--- begin EXTRACTED INFORMATION ---
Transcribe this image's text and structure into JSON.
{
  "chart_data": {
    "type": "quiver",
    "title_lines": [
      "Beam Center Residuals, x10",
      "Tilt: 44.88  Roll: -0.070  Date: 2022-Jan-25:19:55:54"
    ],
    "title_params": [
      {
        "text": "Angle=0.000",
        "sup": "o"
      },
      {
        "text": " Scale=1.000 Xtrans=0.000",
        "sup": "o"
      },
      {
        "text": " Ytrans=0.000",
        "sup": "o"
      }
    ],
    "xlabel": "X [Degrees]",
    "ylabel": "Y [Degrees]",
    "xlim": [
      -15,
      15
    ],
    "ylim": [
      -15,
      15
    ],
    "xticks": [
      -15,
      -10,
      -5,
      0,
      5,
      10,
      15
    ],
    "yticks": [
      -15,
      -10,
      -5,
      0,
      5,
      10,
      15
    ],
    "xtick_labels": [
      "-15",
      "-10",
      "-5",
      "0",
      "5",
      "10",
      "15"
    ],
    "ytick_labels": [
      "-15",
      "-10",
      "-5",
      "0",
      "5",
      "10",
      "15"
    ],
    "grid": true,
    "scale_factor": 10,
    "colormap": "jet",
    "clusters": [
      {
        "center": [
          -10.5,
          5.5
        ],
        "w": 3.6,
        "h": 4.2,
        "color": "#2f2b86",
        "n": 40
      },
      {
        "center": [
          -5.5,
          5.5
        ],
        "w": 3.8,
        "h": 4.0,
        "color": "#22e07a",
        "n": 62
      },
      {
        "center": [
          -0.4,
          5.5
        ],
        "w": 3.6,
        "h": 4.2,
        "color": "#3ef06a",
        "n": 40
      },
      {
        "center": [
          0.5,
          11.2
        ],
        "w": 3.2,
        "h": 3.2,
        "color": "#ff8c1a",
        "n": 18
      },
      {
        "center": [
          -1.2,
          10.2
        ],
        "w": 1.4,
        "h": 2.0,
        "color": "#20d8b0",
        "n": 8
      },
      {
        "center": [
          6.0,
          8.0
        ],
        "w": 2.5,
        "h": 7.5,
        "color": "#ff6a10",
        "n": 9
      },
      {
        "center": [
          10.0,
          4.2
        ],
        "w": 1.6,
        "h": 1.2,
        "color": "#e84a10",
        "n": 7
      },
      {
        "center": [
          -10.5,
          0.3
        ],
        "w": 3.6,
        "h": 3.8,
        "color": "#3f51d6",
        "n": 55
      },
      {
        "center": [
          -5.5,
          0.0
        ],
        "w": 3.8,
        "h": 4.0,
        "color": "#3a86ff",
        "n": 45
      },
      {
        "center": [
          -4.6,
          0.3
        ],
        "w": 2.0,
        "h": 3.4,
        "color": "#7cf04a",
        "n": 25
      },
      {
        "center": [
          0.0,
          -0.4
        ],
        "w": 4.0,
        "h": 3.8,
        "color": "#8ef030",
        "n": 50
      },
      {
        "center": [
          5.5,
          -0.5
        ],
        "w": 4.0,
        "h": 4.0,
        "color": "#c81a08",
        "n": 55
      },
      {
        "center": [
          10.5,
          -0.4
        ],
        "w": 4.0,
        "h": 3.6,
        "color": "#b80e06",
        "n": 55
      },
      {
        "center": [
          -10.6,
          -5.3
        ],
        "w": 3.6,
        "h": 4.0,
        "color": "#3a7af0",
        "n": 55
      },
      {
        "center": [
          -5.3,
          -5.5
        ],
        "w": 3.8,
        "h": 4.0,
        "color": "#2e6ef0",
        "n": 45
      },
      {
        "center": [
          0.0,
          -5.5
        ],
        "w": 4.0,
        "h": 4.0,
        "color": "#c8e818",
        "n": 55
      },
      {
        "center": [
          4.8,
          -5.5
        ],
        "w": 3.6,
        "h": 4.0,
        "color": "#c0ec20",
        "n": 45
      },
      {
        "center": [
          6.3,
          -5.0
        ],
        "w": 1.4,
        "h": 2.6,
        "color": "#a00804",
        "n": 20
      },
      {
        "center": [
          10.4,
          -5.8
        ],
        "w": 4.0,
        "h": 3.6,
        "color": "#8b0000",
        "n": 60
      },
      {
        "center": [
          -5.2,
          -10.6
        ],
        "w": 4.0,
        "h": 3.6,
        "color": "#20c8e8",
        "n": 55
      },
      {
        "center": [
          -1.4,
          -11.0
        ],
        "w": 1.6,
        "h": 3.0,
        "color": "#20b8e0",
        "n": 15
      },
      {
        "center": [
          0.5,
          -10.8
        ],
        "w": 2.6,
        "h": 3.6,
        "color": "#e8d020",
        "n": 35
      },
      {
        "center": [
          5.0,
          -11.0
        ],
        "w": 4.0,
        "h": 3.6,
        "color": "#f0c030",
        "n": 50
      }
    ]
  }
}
--- end EXTRACTED INFORMATION ---
Each line of the material above must be retyped precisely.

Transcribe this image's text and structure into JSON.
{
  "chart_data": {
    "type": "quiver",
    "title_lines": [
      "Beam Center Residuals, x10",
      "Tilt: 44.88  Roll: -0.070  Date: 2022-Jan-25:19:55:54"
    ],
    "title_params": [
      {
        "text": "Angle=0.000",
        "sup": "o"
      },
      {
        "text": " Scale=1.000 Xtrans=0.000",
        "sup": "o"
      },
      {
        "text": " Ytrans=0.000",
        "sup": "o"
      }
    ],
    "xlabel": "X [Degrees]",
    "ylabel": "Y [Degrees]",
    "xlim": [
      -15,
      15
    ],
    "ylim": [
      -15,
      15
    ],
    "xticks": [
      -15,
      -10,
      -5,
      0,
      5,
      10,
      15
    ],
    "yticks": [
      -15,
      -10,
      -5,
      0,
      5,
      10,
      15
    ],
    "xtick_labels": [
      "-15",
      "-10",
      "-5",
      "0",
      "5",
      "10",
      "15"
    ],
    "ytick_labels": [
      "-15",
      "-10",
      "-5",
      "0",
      "5",
      "10",
      "15"
    ],
    "grid": true,
    "scale_factor": 10,
    "colormap": "jet",
    "clusters": [
      {
        "center": [
          -10.5,
          5.5
        ],
        "w": 3.6,
        "h": 4.2,
        "color": "#2f2b86",
        "n": 40
      },
      {
        "center": [
          -5.5,
          5.5
        ],
        "w": 3.8,
        "h": 4.0,
        "color": "#22e07a",
        "n": 62
      },
      {
        "center": [
          -0.4,
          5.5
        ],
        "w": 3.6,
        "h": 4.2,
        "color": "#3ef06a",
        "n": 40
      },
      {
        "center": [
          0.5,
          11.2
        ],
        "w": 3.2,
        "h": 3.2,
        "color": "#ff8c1a",
        "n": 18
      },
      {
        "center": [
          -1.2,
          10.2
        ],
        "w": 1.4,
        "h": 2.0,
        "color": "#20d8b0",
        "n": 8
      },
      {
        "center": [
          6.0,
          8.0
        ],
        "w": 2.5,
        "h": 7.5,
        "color": "#ff6a10",
        "n": 9
      },
      {
        "center": [
          10.0,
          4.2
        ],
        "w": 1.6,
        "h": 1.2,
        "color": "#e84a10",
        "n": 7
      },
      {
        "center": [
          -10.5,
          0.3
        ],
        "w": 3.6,
        "h": 3.8,
        "color": "#3f51d6",
        "n": 55
      },
      {
        "center": [
          -5.5,
          0.0
        ],
        "w": 3.8,
        "h": 4.0,
        "color": "#3a86ff",
        "n": 45
      },
      {
        "center": [
          -4.6,
          0.3
        ],
        "w": 2.0,
        "h": 3.4,
        "color": "#7cf04a",
        "n": 25
      },
      {
        "center": [
          0.0,
          -0.4
        ],
        "w": 4.0,
        "h": 3.8,
        "color": "#8ef030",
        "n": 50
      },
      {
        "center": [
          5.5,
          -0.5
        ],
        "w": 4.0,
        "h": 4.0,
        "color": "#c81a08",
        "n": 55
      },
      {
        "center": [
          10.5,
          -0.4
        ],
        "w": 4.0,
        "h": 3.6,
        "color": "#b80e06",
        "n": 55
      },
      {
        "center": [
          -10.6,
          -5.3
        ],
        "w": 3.6,
        "h": 4.0,
        "color": "#3a7af0",
        "n": 55
      },
      {
        "center": [
          -5.3,
          -5.5
        ],
        "w": 3.8,
        "h": 4.0,
        "color": "#2e6ef0",
        "n": 45
      },
      {
        "center": [
          0.0,
          -5.5
        ],
        "w": 4.0,
        "h": 4.0,
        "color": "#c8e818",
        "n": 55
      },
      {
        "center": [
          4.8,
          -5.5
        ],
        "w": 3.6,
        "h": 4.0,
        "color": "#c0ec20",
        "n": 45
      },
      {
        "center": [
          6.3,
          -5.0
        ],
        "w": 1.4,
        "h": 2.6,
        "color": "#a00804",
        "n": 20
      },
      {
        "center": [
          10.4,
          -5.8
        ],
        "w": 4.0,
        "h": 3.6,
        "color": "#8b0000",
        "n": 60
      },
      {
        "center": [
          -5.2,
          -10.6
        ],
        "w": 4.0,
        "h": 3.6,
        "color": "#20c8e8",
        "n": 55
      },
      {
        "center": [
          -1.4,
          -11.0
        ],
        "w": 1.6,
        "h": 3.0,
        "color": "#20b8e0",
        "n": 15
      },
      {
        "center": [
          0.5,
          -10.8
        ],
        "w": 2.6,
        "h": 3.6,
        "color": "#e8d020",
        "n": 35
      },
      {
        "center": [
          5.0,
          -11.0
        ],
        "w": 4.0,
        "h": 3.6,
        "color": "#f0c030",
        "n": 50
      }
    ]
  }
}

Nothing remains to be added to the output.